Task goal:
Set all the material down again unchanged, without the pictures.

◆ ◆ ◆ ◆ ◆ ◆ ◆

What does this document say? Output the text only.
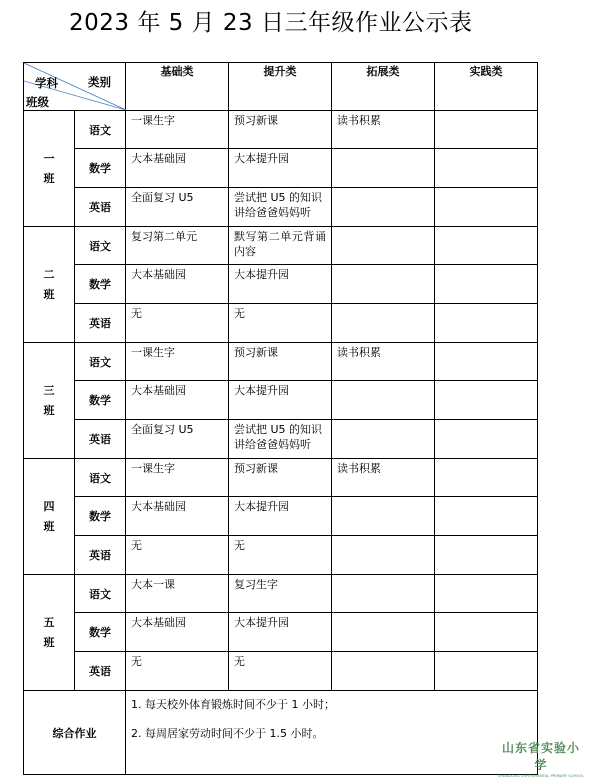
2023 年 5 月 23 日三年级作业公示表
类别
学科
班级		基础类	提升类	拓展类	实践类

一
班	语文	一课生字	预习新课	读书积累	
	数学	大本基础园	大本提升园		
	英语	全面复习 U5	尝试把 U5 的知识讲给爸爸妈妈听		

二
班	语文	复习第二单元	默写第二单元背诵内容		
	数学	大本基础园	大本提升园		
	英语	无	无		

三
班	语文	一课生字	预习新课	读书积累	
	数学	大本基础园	大本提升园		
	英语	全面复习 U5	尝试把 U5 的知识讲给爸爸妈妈听		

四
班	语文	一课生字	预习新课	读书积累	
	数学	大本基础园	大本提升园		
	英语	无	无		

五
班	语文	大本一课	复习生字		
	数学	大本基础园	大本提升园		
	英语	无	无		
综合作业		1. 每天校外体育锻炼时间不少于 1 小时；
2. 每周居家劳动时间不少于 1.5 小时。			
山东省实验小学
SHANDONG EXPERIMENTAL PRIMARY SCHOOL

◆ ◆ ◆ ◆ ◆ ◆ ◆

Result below:
What does this document say? Output the text only.
2023 年 5 月 23 日三年级作业公示表
类别
学科
班级		基础类	提升类	拓展类	实践类

一
班	语文	一课生字	预习新课	读书积累	
	数学	大本基础园	大本提升园		
	英语	全面复习 U5	尝试把 U5 的知识讲给爸爸妈妈听		

二
班	语文	复习第二单元	默写第二单元背诵内容		
	数学	大本基础园	大本提升园		
	英语	无	无		

三
班	语文	一课生字	预习新课	读书积累	
	数学	大本基础园	大本提升园		
	英语	全面复习 U5	尝试把 U5 的知识讲给爸爸妈妈听		

四
班	语文	一课生字	预习新课	读书积累	
	数学	大本基础园	大本提升园		
	英语	无	无		

五
班	语文	大本一课	复习生字		
	数学	大本基础园	大本提升园		
	英语	无	无		
综合作业		1. 每天校外体育锻炼时间不少于 1 小时；
2. 每周居家劳动时间不少于 1.5 小时。			
山东省实验小学
SHANDONG EXPERIMENTAL PRIMARY SCHOOL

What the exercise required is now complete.